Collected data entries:
◆ ◆ ◆ ◆ ◆ ◆ ◆

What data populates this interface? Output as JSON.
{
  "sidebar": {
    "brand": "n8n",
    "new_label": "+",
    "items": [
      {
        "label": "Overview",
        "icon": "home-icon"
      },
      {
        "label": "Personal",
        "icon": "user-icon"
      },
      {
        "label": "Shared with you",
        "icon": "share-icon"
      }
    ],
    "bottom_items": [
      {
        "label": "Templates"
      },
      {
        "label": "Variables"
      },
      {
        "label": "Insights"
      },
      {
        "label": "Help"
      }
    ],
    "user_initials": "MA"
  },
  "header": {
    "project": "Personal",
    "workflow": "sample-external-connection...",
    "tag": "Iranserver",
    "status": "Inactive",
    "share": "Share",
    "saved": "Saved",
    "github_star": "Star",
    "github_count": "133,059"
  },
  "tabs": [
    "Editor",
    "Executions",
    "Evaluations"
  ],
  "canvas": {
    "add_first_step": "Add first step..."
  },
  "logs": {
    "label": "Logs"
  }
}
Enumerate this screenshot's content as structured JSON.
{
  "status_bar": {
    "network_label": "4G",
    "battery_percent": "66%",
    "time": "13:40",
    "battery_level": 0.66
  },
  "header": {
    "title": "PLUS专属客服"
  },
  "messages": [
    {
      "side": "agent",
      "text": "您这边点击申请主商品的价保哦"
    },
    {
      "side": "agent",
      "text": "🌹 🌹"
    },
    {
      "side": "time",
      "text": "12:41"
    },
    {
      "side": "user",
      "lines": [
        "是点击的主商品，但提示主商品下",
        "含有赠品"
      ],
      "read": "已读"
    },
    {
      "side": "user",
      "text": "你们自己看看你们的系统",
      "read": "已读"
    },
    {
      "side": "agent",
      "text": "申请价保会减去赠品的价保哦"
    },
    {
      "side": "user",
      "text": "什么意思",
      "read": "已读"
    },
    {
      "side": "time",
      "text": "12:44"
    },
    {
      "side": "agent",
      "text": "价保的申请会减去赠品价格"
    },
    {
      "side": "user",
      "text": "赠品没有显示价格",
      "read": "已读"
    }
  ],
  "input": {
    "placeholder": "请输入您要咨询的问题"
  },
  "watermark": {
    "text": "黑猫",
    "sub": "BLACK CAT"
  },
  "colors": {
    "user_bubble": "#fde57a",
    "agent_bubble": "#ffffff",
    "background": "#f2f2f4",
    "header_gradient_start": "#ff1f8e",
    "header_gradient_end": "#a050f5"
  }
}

◆ ◆ ◆ ◆ ◆ ◆ ◆

What to work on:
Word for word, write out all of the data above.

Response:
What data populates this interface? Output as JSON.
{
  "sidebar": {
    "brand": "n8n",
    "new_label": "+",
    "items": [
      {
        "label": "Overview",
        "icon": "home-icon"
      },
      {
        "label": "Personal",
        "icon": "user-icon"
      },
      {
        "label": "Shared with you",
        "icon": "share-icon"
      }
    ],
    "bottom_items": [
      {
        "label": "Templates"
      },
      {
        "label": "Variables"
      },
      {
        "label": "Insights"
      },
      {
        "label": "Help"
      }
    ],
    "user_initials": "MA"
  },
  "header": {
    "project": "Personal",
    "workflow": "sample-external-connection...",
    "tag": "Iranserver",
    "status": "Inactive",
    "share": "Share",
    "saved": "Saved",
    "github_star": "Star",
    "github_count": "133,059"
  },
  "tabs": [
    "Editor",
    "Executions",
    "Evaluations"
  ],
  "canvas": {
    "add_first_step": "Add first step..."
  },
  "logs": {
    "label": "Logs"
  }
}
Enumerate this screenshot's content as structured JSON.
{
  "status_bar": {
    "network_label": "4G",
    "battery_percent": "66%",
    "time": "13:40",
    "battery_level": 0.66
  },
  "header": {
    "title": "PLUS专属客服"
  },
  "messages": [
    {
      "side": "agent",
      "text": "您这边点击申请主商品的价保哦"
    },
    {
      "side": "agent",
      "text": "🌹 🌹"
    },
    {
      "side": "time",
      "text": "12:41"
    },
    {
      "side": "user",
      "lines": [
        "是点击的主商品，但提示主商品下",
        "含有赠品"
      ],
      "read": "已读"
    },
    {
      "side": "user",
      "text": "你们自己看看你们的系统",
      "read": "已读"
    },
    {
      "side": "agent",
      "text": "申请价保会减去赠品的价保哦"
    },
    {
      "side": "user",
      "text": "什么意思",
      "read": "已读"
    },
    {
      "side": "time",
      "text": "12:44"
    },
    {
      "side": "agent",
      "text": "价保的申请会减去赠品价格"
    },
    {
      "side": "user",
      "text": "赠品没有显示价格",
      "read": "已读"
    }
  ],
  "input": {
    "placeholder": "请输入您要咨询的问题"
  },
  "watermark": {
    "text": "黑猫",
    "sub": "BLACK CAT"
  },
  "colors": {
    "user_bubble": "#fde57a",
    "agent_bubble": "#ffffff",
    "background": "#f2f2f4",
    "header_gradient_start": "#ff1f8e",
    "header_gradient_end": "#a050f5"
  }
}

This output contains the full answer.